**STATED PROBLEM:** Work out how many lines of the records contain "Einstellung". Answer with the number and nothing else.
════════
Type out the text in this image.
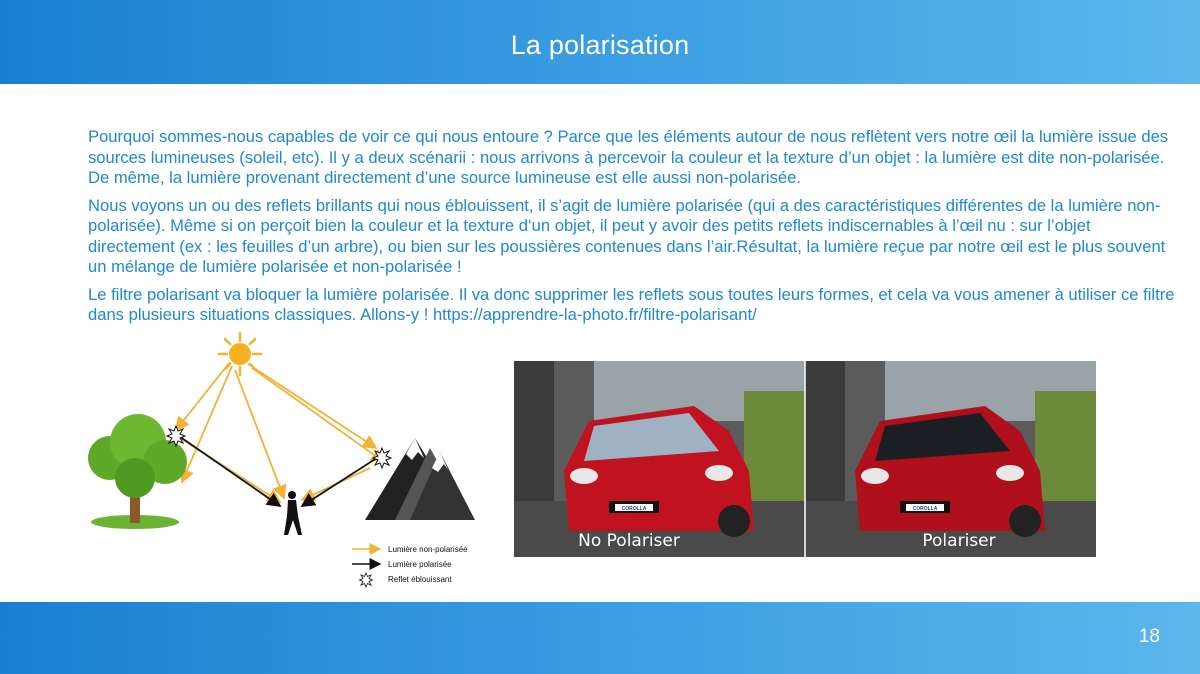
La polarisation

Pourquoi sommes-nous capables de voir ce qui nous entoure ? Parce que les éléments autour de nous reflètent vers notre œil la lumière issue des sources lumineuses (soleil, etc). Il y a deux scénarii : nous arrivons à percevoir la couleur et la texture d’un objet : la lumière est dite non-polarisée. De même, la lumière provenant directement d’une source lumineuse est elle aussi non-polarisée.

Nous voyons un ou des reflets brillants qui nous éblouissent, il s’agit de lumière polarisée (qui a des caractéristiques différentes de la lumière non-polarisée). Même si on perçoit bien la couleur et la texture d‘un objet, il peut y avoir des petits reflets indiscernables à l’œil nu : sur l’objet directement (ex : les feuilles d’un arbre), ou bien sur les poussières contenues dans l’air.Résultat, la lumière reçue par notre œil est le plus souvent un mélange de lumière polarisée et non-polarisée !

Le filtre polarisant va bloquer la lumière polarisée. Il va donc supprimer les reflets sous toutes leurs formes, et cela va vous amener à utiliser ce filtre dans plusieurs situations classiques. Allons-y ! https://apprendre-la-photo.fr/filtre-polarisant/

Lumière non-polarisée
Lumière polarisée
Reflet éblouissant
COROLLA	COROLLA
No Polariser	Polariser
18
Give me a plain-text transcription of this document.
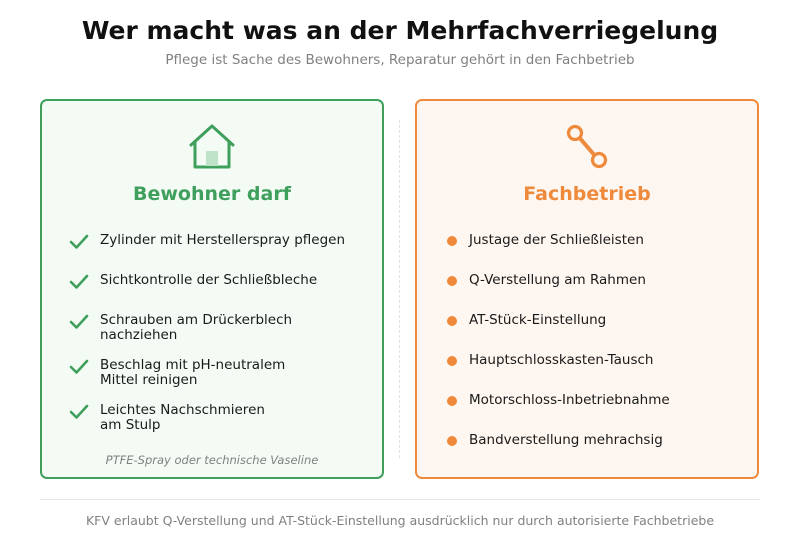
Wer macht was an der Mehrfachverriegelung
Pflege ist Sache des Bewohners, Reparatur gehört in den Fachbetrieb
Bewohner darf
Zylinder mit Herstellerspray pflegen
Sichtkontrolle der Schließbleche
Schrauben am Drückerblech
nachziehen
Beschlag mit pH-neutralem
Mittel reinigen
Leichtes Nachschmieren
am Stulp
PTFE-Spray oder technische Vaseline
Fachbetrieb
Justage der Schließleisten
Q-Verstellung am Rahmen
AT-Stück-Einstellung
Hauptschlosskasten-Tausch
Motorschloss-Inbetriebnahme
Bandverstellung mehrachsig
KFV erlaubt Q-Verstellung und AT-Stück-Einstellung ausdrücklich nur durch autorisierte Fachbetriebe
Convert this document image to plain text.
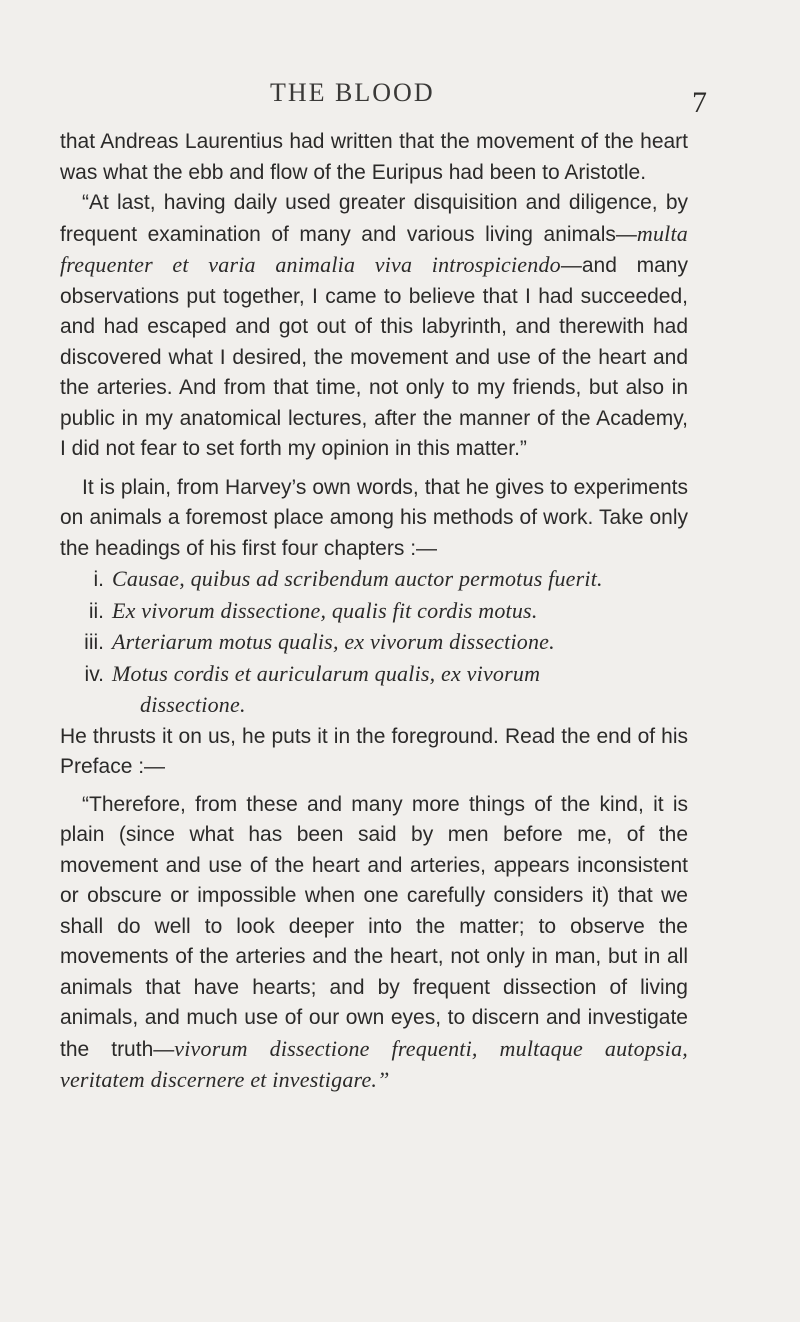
THE BLOOD	7

that Andreas Laurentius had written that the movement of the heart was what the ebb and flow of the Euripus had been to Aristotle.

“At last, having daily used greater disquisition and diligence, by frequent examination of many and various living animals—multa frequenter et varia animalia viva introspiciendo—and many observations put together, I came to believe that I had succeeded, and had escaped and got out of this labyrinth, and therewith had discovered what I desired, the movement and use of the heart and the arteries. And from that time, not only to my friends, but also in public in my anatomical lectures, after the manner of the Academy, I did not fear to set forth my opinion in this matter.”

It is plain, from Harvey’s own words, that he gives to experiments on animals a foremost place among his methods of work. Take only the headings of his first four chapters :—

i. Causae, quibus ad scribendum auctor permotus fuerit.
ii. Ex vivorum dissectione, qualis fit cordis motus.
iii. Arteriarum motus qualis, ex vivorum dissectione.
iv. Motus cordis et auricularum qualis, ex vivorum
dissectione.

He thrusts it on us, he puts it in the foreground. Read the end of his Preface :—

“Therefore, from these and many more things of the kind, it is plain (since what has been said by men before me, of the movement and use of the heart and arteries, appears inconsistent or obscure or impossible when one carefully considers it) that we shall do well to look deeper into the matter; to observe the movements of the arteries and the heart, not only in man, but in all animals that have hearts; and by frequent dissection of living animals, and much use of our own eyes, to discern and investigate the truth—vivorum dissectione frequenti, multaque autopsia, veritatem discernere et investigare.”
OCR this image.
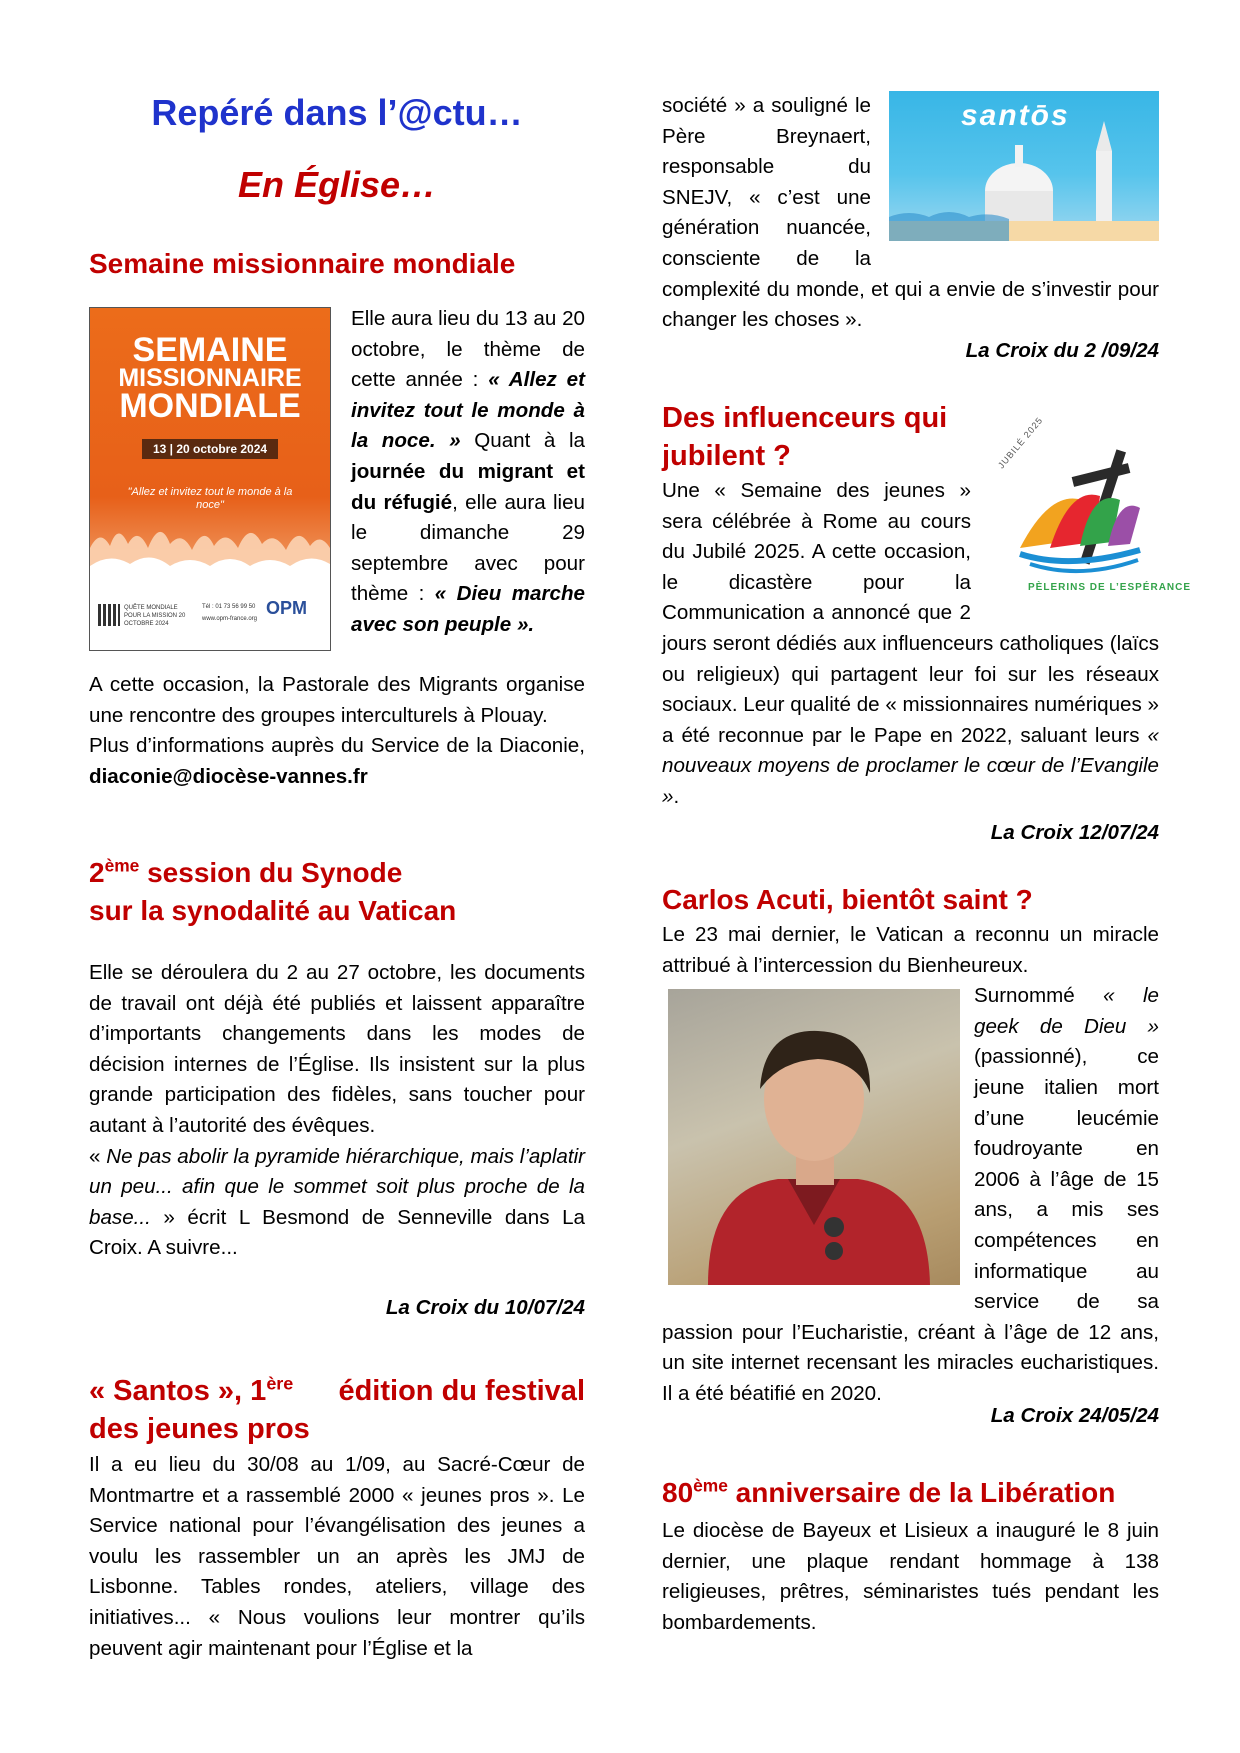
Repéré dans l’@ctu…
En Église…
Semaine missionnaire mondiale
SEMAINE
MISSIONNAIRE
MONDIALE
13 | 20 octobre 2024
"Allez et invitez tout le monde à la noce"
QUÊTE MONDIALE POUR LA MISSION 20 OCTOBRE 2024
Tél : 01 73 56 99 50
www.opm-france.org
OPM

Elle aura lieu du 13 au 20 octobre, le thème de cette année : « Allez et invitez tout le monde à la noce. » Quant à la journée du migrant et du réfugié, elle aura lieu le dimanche 29 septembre avec pour thème : « Dieu marche avec son peuple ».

A cette occasion, la Pastorale des Migrants organise une rencontre des groupes interculturels à Plouay.

Plus d’informations auprès du Service de la Diaconie, diaconie@diocèse-vannes.fr

2ème session du Synode
sur la synodalité au Vatican

Elle se déroulera du 2 au 27 octobre, les documents de travail ont déjà été publiés et laissent apparaître d’importants changements dans les modes de décision internes de l’Église. Ils insistent sur la plus grande participation des fidèles, sans toucher pour autant à l’autorité des évêques.

« Ne pas abolir la pyramide hiérarchique, mais l’aplatir un peu... afin que le sommet soit plus proche de la base... » écrit L Besmond de Senneville dans La Croix. A suivre...

La Croix du 10/07/24
« Santos », 1ère édition du festival
des jeunes pros

Il a eu lieu du 30/08 au 1/09, au Sacré-Cœur de Montmartre et a rassemblé 2000 « jeunes pros ». Le Service national pour l’évangélisation des jeunes a voulu les rassembler un an après les JMJ de Lisbonne. Tables rondes, ateliers, village des initiatives... « Nous voulions leur montrer qu’ils peuvent agir maintenant pour l’Église et la

santōs

société » a souligné le Père Breynaert, responsable du SNEJV, « c’est une génération nuancée, consciente de la complexité du monde, et qui a envie de s’investir pour changer les choses ».

La Croix du 2 /09/24
Des influenceurs qui jubilent ?	JUBILÉ 2025
PÈLERINS DE L’ESPÉRANCE

Une « Semaine des jeunes » sera célébrée à Rome au cours du Jubilé 2025. A cette occasion, le dicastère pour la Communication a annoncé que 2 jours seront dédiés aux influenceurs catholiques (laïcs ou religieux) qui partagent leur foi sur les réseaux sociaux. Leur qualité de « missionnaires numériques » a été reconnue par le Pape en 2022, saluant leurs « nouveaux moyens de proclamer le cœur de l’Evangile ».

La Croix 12/07/24
Carlos Acuti, bientôt saint ?

Le 23 mai dernier, le Vatican a reconnu un miracle attribué à l’intercession du Bienheureux.

Surnommé « le geek de Dieu » (passionné), ce jeune italien mort d’une leucémie foudroyante en 2006 à l’âge de 15 ans, a mis ses compétences en informatique au service de sa passion pour l’Eucharistie, créant à l’âge de 12 ans, un site internet recensant les miracles eucharistiques. Il a été béatifié en 2020.

La Croix 24/05/24
80ème anniversaire de la Libération

Le diocèse de Bayeux et Lisieux a inauguré le 8 juin dernier, une plaque rendant hommage à 138 religieuses, prêtres, séminaristes tués pendant les bombardements.
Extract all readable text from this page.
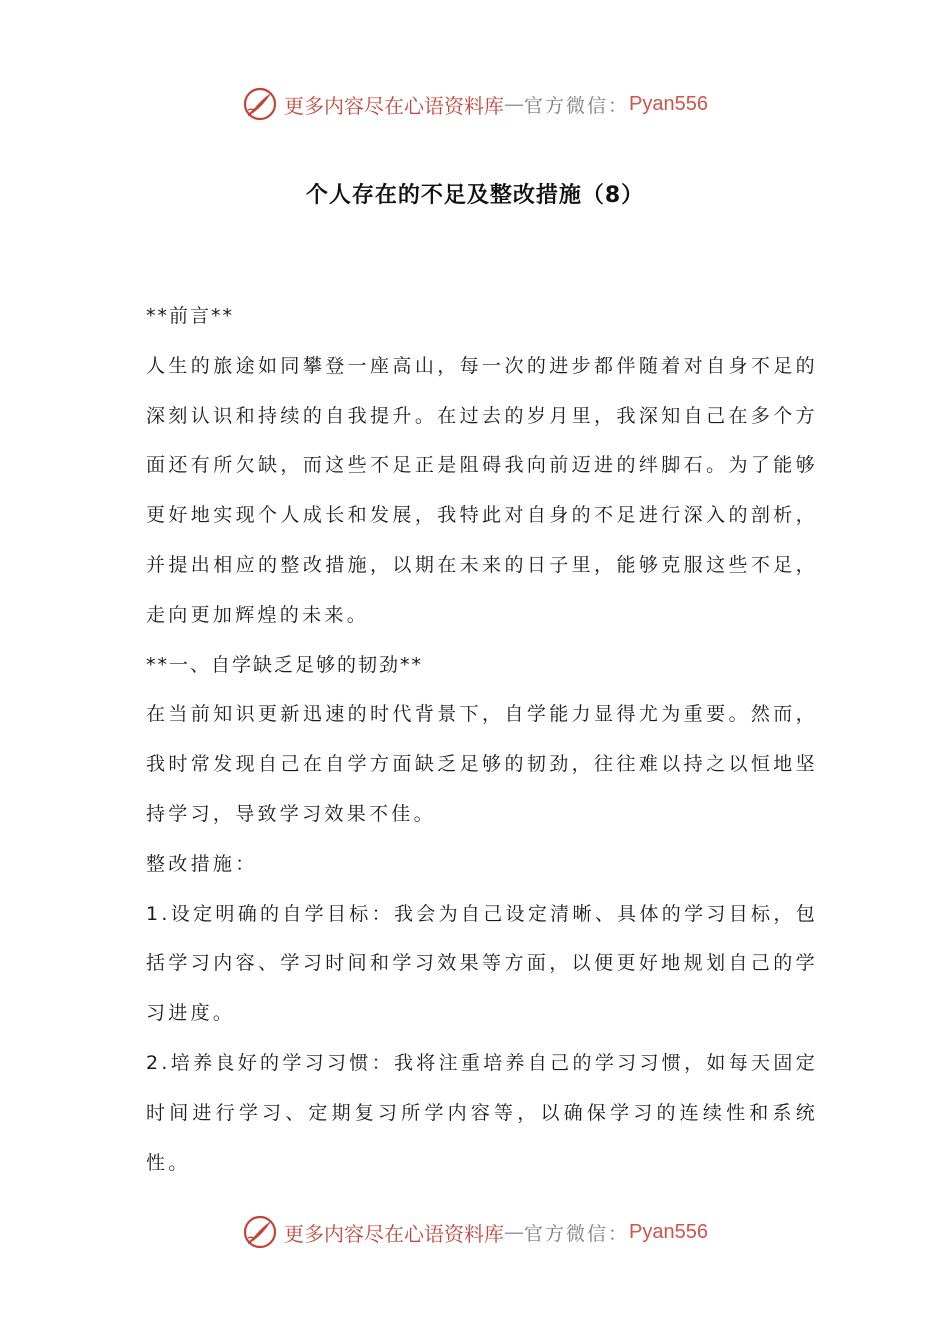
更多内容尽在心语资料库 — 官方微信： Pyan556
个人存在的不足及整改措施（8）

**前言**

人生的旅途如同攀登一座高山，每一次的进步都伴随着对自身不足的深刻认识和持续的自我提升。在过去的岁月里，我深知自己在多个方面还有所欠缺，而这些不足正是阻碍我向前迈进的绊脚石。为了能够更好地实现个人成长和发展，我特此对自身的不足进行深入的剖析，并提出相应的整改措施，以期在未来的日子里，能够克服这些不足，走向更加辉煌的未来。

**一、自学缺乏足够的韧劲**

在当前知识更新迅速的时代背景下，自学能力显得尤为重要。然而，我时常发现自己在自学方面缺乏足够的韧劲，往往难以持之以恒地坚持学习，导致学习效果不佳。

整改措施：

1.设定明确的自学目标：我会为自己设定清晰、具体的学习目标，包括学习内容、学习时间和学习效果等方面，以便更好地规划自己的学习进度。

2.培养良好的学习习惯：我将注重培养自己的学习习惯，如每天固定时间进行学习、定期复习所学内容等，以确保学习的连续性和系统性。

更多内容尽在心语资料库 — 官方微信： Pyan556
════════
**EXERCISE OUTPUT:** 2